Listed records.
'''

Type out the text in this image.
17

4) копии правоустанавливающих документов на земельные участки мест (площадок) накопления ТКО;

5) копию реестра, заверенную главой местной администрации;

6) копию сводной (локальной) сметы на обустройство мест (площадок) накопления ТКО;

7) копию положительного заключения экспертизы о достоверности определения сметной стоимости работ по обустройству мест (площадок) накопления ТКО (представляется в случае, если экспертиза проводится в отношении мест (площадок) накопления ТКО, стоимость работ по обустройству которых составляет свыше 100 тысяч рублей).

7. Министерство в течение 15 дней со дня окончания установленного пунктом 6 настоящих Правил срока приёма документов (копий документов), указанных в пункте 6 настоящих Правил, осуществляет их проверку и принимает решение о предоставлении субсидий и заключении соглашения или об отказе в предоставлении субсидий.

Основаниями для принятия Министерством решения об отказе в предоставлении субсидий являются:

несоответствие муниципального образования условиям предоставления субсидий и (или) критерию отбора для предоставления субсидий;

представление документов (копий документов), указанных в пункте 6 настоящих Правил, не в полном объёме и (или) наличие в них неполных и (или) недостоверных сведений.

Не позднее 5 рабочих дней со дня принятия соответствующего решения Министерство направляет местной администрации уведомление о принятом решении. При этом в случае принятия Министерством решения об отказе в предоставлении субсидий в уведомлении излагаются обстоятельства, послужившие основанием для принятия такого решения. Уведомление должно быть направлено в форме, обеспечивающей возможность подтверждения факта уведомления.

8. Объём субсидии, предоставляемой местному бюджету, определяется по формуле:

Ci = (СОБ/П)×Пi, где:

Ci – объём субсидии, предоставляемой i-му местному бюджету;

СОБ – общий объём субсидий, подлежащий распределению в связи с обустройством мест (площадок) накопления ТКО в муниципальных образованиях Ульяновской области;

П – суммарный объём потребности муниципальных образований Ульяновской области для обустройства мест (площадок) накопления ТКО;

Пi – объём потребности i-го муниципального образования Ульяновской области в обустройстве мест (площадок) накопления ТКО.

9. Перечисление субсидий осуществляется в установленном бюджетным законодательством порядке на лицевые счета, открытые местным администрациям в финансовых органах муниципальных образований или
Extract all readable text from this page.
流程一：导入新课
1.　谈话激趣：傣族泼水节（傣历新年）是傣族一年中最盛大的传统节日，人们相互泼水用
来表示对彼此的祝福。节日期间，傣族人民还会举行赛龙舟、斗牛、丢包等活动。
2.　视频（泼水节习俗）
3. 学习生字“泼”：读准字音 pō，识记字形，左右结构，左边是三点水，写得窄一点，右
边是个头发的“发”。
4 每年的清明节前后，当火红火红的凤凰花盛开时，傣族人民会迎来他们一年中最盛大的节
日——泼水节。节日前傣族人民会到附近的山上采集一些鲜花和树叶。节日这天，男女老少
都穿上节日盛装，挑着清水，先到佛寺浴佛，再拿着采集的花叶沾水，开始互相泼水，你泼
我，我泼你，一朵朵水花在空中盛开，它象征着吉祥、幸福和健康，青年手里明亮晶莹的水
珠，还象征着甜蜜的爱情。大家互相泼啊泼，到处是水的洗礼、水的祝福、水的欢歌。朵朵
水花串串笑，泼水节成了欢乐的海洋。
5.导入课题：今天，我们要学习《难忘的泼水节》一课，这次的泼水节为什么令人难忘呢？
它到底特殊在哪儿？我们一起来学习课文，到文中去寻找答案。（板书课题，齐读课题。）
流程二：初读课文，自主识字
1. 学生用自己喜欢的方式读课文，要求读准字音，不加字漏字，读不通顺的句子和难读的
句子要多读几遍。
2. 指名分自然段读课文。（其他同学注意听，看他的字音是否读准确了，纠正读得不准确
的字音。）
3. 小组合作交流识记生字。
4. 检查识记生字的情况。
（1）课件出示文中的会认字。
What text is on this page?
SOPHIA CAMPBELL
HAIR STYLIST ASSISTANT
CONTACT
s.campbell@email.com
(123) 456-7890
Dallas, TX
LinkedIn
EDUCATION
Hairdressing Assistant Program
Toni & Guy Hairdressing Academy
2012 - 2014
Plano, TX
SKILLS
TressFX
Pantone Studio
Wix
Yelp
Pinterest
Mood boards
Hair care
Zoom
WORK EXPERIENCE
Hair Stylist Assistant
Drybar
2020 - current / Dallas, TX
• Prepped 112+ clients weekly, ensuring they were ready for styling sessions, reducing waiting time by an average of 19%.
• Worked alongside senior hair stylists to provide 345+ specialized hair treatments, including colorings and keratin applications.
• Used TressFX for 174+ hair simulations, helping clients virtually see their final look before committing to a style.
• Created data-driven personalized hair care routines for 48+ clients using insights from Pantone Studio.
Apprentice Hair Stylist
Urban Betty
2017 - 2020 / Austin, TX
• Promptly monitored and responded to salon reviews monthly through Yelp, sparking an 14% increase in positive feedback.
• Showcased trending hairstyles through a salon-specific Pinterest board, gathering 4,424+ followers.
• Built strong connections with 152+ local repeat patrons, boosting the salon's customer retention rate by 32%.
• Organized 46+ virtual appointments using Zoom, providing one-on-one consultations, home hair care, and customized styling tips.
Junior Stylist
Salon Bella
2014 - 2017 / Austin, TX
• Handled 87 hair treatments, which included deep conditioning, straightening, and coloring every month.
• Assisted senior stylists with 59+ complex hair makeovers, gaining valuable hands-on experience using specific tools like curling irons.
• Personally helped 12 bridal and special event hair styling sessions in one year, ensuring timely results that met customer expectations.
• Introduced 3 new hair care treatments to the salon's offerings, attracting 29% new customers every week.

'''

Write the whole listing out again. Keep every line exactly as it is.

Right answer.
Type out the text in this image.
17

4) копии правоустанавливающих документов на земельные участки мест (площадок) накопления ТКО;

5) копию реестра, заверенную главой местной администрации;

6) копию сводной (локальной) сметы на обустройство мест (площадок) накопления ТКО;

7) копию положительного заключения экспертизы о достоверности определения сметной стоимости работ по обустройству мест (площадок) накопления ТКО (представляется в случае, если экспертиза проводится в отношении мест (площадок) накопления ТКО, стоимость работ по обустройству которых составляет свыше 100 тысяч рублей).

7. Министерство в течение 15 дней со дня окончания установленного пунктом 6 настоящих Правил срока приёма документов (копий документов), указанных в пункте 6 настоящих Правил, осуществляет их проверку и принимает решение о предоставлении субсидий и заключении соглашения или об отказе в предоставлении субсидий.

Основаниями для принятия Министерством решения об отказе в предоставлении субсидий являются:

несоответствие муниципального образования условиям предоставления субсидий и (или) критерию отбора для предоставления субсидий;

представление документов (копий документов), указанных в пункте 6 настоящих Правил, не в полном объёме и (или) наличие в них неполных и (или) недостоверных сведений.

Не позднее 5 рабочих дней со дня принятия соответствующего решения Министерство направляет местной администрации уведомление о принятом решении. При этом в случае принятия Министерством решения об отказе в предоставлении субсидий в уведомлении излагаются обстоятельства, послужившие основанием для принятия такого решения. Уведомление должно быть направлено в форме, обеспечивающей возможность подтверждения факта уведомления.

8. Объём субсидии, предоставляемой местному бюджету, определяется по формуле:

Ci = (СОБ/П)×Пi, где:

Ci – объём субсидии, предоставляемой i-му местному бюджету;

СОБ – общий объём субсидий, подлежащий распределению в связи с обустройством мест (площадок) накопления ТКО в муниципальных образованиях Ульяновской области;

П – суммарный объём потребности муниципальных образований Ульяновской области для обустройства мест (площадок) накопления ТКО;

Пi – объём потребности i-го муниципального образования Ульяновской области в обустройстве мест (площадок) накопления ТКО.

9. Перечисление субсидий осуществляется в установленном бюджетным законодательством порядке на лицевые счета, открытые местным администрациям в финансовых органах муниципальных образований или
Extract all readable text from this page.
流程一：导入新课
1.　谈话激趣：傣族泼水节（傣历新年）是傣族一年中最盛大的传统节日，人们相互泼水用
来表示对彼此的祝福。节日期间，傣族人民还会举行赛龙舟、斗牛、丢包等活动。
2.　视频（泼水节习俗）
3. 学习生字“泼”：读准字音 pō，识记字形，左右结构，左边是三点水，写得窄一点，右
边是个头发的“发”。
4 每年的清明节前后，当火红火红的凤凰花盛开时，傣族人民会迎来他们一年中最盛大的节
日——泼水节。节日前傣族人民会到附近的山上采集一些鲜花和树叶。节日这天，男女老少
都穿上节日盛装，挑着清水，先到佛寺浴佛，再拿着采集的花叶沾水，开始互相泼水，你泼
我，我泼你，一朵朵水花在空中盛开，它象征着吉祥、幸福和健康，青年手里明亮晶莹的水
珠，还象征着甜蜜的爱情。大家互相泼啊泼，到处是水的洗礼、水的祝福、水的欢歌。朵朵
水花串串笑，泼水节成了欢乐的海洋。
5.导入课题：今天，我们要学习《难忘的泼水节》一课，这次的泼水节为什么令人难忘呢？
它到底特殊在哪儿？我们一起来学习课文，到文中去寻找答案。（板书课题，齐读课题。）
流程二：初读课文，自主识字
1. 学生用自己喜欢的方式读课文，要求读准字音，不加字漏字，读不通顺的句子和难读的
句子要多读几遍。
2. 指名分自然段读课文。（其他同学注意听，看他的字音是否读准确了，纠正读得不准确
的字音。）
3. 小组合作交流识记生字。
4. 检查识记生字的情况。
（1）课件出示文中的会认字。
What text is on this page?
SOPHIA CAMPBELL
HAIR STYLIST ASSISTANT
CONTACT
s.campbell@email.com
(123) 456-7890
Dallas, TX
LinkedIn
EDUCATION
Hairdressing Assistant Program
Toni & Guy Hairdressing Academy
2012 - 2014
Plano, TX
SKILLS
TressFX
Pantone Studio
Wix
Yelp
Pinterest
Mood boards
Hair care
Zoom
WORK EXPERIENCE
Hair Stylist Assistant
Drybar
2020 - current / Dallas, TX
• Prepped 112+ clients weekly, ensuring they were ready for styling sessions, reducing waiting time by an average of 19%.
• Worked alongside senior hair stylists to provide 345+ specialized hair treatments, including colorings and keratin applications.
• Used TressFX for 174+ hair simulations, helping clients virtually see their final look before committing to a style.
• Created data-driven personalized hair care routines for 48+ clients using insights from Pantone Studio.
Apprentice Hair Stylist
Urban Betty
2017 - 2020 / Austin, TX
• Promptly monitored and responded to salon reviews monthly through Yelp, sparking an 14% increase in positive feedback.
• Showcased trending hairstyles through a salon-specific Pinterest board, gathering 4,424+ followers.
• Built strong connections with 152+ local repeat patrons, boosting the salon's customer retention rate by 32%.
• Organized 46+ virtual appointments using Zoom, providing one-on-one consultations, home hair care, and customized styling tips.
Junior Stylist
Salon Bella
2014 - 2017 / Austin, TX
• Handled 87 hair treatments, which included deep conditioning, straightening, and coloring every month.
• Assisted senior stylists with 59+ complex hair makeovers, gaining valuable hands-on experience using specific tools like curling irons.
• Personally helped 12 bridal and special event hair styling sessions in one year, ensuring timely results that met customer expectations.
• Introduced 3 new hair care treatments to the salon's offerings, attracting 29% new customers every week.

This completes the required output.